Records from a collection of figures
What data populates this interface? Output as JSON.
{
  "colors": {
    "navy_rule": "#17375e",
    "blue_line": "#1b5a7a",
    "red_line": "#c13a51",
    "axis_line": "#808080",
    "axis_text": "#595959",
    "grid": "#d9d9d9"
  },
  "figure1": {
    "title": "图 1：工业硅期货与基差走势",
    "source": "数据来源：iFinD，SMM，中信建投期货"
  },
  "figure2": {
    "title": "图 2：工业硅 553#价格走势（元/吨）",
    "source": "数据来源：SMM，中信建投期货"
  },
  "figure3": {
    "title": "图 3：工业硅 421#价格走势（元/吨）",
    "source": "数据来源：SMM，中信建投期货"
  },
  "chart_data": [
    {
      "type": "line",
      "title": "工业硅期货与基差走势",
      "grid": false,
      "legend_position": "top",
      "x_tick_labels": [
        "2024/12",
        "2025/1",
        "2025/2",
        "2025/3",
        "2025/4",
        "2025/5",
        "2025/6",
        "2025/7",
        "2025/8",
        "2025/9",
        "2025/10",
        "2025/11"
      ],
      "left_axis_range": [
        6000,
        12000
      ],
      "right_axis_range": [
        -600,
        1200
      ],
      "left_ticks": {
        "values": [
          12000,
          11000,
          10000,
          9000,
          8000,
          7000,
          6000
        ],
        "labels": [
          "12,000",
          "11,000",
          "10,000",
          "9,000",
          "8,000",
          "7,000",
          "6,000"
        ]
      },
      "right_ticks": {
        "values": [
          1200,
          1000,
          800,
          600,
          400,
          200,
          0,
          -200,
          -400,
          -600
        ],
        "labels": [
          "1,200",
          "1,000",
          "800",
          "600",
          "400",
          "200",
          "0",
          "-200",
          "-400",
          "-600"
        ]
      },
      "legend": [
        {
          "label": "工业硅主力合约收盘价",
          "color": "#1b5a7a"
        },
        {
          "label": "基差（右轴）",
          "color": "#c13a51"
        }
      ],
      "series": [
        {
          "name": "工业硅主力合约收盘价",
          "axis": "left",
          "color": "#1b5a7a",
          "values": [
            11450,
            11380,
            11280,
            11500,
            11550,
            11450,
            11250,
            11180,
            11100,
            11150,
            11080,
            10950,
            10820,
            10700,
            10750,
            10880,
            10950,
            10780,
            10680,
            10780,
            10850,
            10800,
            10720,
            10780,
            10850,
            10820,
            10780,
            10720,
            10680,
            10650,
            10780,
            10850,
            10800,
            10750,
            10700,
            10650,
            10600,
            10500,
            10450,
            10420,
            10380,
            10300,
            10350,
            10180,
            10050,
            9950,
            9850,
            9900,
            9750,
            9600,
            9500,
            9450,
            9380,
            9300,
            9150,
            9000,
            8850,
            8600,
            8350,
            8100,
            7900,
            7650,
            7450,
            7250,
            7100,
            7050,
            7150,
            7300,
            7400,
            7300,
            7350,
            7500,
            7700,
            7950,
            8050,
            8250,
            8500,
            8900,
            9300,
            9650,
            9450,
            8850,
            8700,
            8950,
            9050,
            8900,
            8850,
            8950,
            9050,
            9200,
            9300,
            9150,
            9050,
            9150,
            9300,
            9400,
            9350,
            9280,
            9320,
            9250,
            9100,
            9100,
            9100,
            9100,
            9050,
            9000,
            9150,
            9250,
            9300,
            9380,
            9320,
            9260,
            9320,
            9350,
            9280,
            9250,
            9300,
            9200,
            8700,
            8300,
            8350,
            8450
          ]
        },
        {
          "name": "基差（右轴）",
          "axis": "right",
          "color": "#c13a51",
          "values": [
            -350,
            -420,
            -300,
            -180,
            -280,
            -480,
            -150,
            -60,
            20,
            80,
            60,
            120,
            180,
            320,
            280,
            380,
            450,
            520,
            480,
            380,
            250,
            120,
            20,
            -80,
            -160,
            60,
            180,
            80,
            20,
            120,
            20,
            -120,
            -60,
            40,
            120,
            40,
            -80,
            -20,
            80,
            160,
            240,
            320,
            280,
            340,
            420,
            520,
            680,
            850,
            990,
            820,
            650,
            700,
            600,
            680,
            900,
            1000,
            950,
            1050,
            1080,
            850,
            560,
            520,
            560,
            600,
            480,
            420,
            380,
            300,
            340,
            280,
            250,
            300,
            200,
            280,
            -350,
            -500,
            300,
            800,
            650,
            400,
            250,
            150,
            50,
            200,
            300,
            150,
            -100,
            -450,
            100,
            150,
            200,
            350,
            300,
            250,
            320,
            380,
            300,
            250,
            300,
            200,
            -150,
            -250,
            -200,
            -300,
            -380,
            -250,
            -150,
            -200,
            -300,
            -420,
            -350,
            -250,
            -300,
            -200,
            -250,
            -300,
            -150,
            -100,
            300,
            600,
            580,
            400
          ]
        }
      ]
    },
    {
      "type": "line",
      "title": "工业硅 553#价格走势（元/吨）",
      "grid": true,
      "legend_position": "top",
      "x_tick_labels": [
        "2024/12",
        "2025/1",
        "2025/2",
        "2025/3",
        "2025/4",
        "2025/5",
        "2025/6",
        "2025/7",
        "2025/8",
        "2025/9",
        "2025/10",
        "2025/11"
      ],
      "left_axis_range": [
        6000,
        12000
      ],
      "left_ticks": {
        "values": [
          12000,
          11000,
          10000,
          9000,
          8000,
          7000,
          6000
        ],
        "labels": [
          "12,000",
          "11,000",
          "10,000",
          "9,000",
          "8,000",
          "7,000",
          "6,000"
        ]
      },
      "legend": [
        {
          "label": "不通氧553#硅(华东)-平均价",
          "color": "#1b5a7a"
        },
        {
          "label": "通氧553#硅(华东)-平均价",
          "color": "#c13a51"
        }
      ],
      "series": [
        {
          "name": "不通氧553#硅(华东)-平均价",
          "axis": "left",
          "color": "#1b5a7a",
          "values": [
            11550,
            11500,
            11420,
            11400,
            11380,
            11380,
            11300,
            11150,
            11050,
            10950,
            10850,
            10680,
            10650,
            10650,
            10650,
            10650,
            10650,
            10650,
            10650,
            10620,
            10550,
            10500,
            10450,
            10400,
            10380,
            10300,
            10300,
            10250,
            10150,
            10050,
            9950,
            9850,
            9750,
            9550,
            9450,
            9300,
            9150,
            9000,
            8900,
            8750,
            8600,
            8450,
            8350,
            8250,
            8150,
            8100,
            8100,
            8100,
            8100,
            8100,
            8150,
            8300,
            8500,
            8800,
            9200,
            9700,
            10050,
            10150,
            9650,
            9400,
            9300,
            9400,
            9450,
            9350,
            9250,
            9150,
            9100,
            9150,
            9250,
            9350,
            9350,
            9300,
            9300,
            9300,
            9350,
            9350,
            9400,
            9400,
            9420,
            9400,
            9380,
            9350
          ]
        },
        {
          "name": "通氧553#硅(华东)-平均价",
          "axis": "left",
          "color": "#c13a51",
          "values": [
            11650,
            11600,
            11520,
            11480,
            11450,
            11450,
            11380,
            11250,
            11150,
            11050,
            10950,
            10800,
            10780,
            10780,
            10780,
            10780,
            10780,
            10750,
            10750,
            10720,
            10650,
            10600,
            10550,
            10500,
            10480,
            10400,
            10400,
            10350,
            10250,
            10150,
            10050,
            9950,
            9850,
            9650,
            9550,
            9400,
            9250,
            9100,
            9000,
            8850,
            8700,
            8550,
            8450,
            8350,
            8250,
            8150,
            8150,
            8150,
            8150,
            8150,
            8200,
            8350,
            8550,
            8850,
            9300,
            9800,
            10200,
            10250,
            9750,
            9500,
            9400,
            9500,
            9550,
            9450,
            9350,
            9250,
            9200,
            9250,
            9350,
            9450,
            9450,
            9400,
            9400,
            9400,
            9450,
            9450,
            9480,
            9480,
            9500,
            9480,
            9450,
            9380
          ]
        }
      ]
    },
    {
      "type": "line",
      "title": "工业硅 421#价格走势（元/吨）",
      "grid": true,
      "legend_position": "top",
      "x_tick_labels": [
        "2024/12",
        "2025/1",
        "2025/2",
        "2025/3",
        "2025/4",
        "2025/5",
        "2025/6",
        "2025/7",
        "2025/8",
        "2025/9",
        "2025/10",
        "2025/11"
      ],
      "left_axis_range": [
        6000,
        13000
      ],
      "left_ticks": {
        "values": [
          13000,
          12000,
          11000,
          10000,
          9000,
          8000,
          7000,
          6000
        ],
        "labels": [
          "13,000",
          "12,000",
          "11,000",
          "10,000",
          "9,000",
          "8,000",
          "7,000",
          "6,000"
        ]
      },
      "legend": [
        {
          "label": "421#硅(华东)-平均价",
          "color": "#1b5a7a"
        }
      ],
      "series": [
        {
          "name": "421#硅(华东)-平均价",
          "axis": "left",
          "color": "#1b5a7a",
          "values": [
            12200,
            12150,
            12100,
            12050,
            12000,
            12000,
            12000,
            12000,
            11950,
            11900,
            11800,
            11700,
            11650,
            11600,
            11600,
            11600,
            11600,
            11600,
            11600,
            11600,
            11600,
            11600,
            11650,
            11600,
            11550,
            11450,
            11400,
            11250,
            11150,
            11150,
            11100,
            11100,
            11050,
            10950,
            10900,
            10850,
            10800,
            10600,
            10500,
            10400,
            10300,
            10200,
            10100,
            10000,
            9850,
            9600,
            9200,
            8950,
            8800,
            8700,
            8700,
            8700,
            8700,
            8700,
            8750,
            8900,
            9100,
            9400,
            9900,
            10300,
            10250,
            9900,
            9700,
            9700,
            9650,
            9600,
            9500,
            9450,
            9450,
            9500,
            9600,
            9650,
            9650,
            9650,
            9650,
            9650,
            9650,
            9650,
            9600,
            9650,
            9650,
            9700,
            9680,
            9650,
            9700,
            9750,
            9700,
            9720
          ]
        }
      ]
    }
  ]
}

_TASK TO CARRY OUT_: Copy out each line of the material that holds the word "name".

_TASK SOLUTION_:
          "name": "工业硅主力合约收盘价",
          "name": "基差（右轴）",
          "name": "不通氧553#硅(华东)-平均价",
          "name": "通氧553#硅(华东)-平均价",
          "name": "421#硅(华东)-平均价",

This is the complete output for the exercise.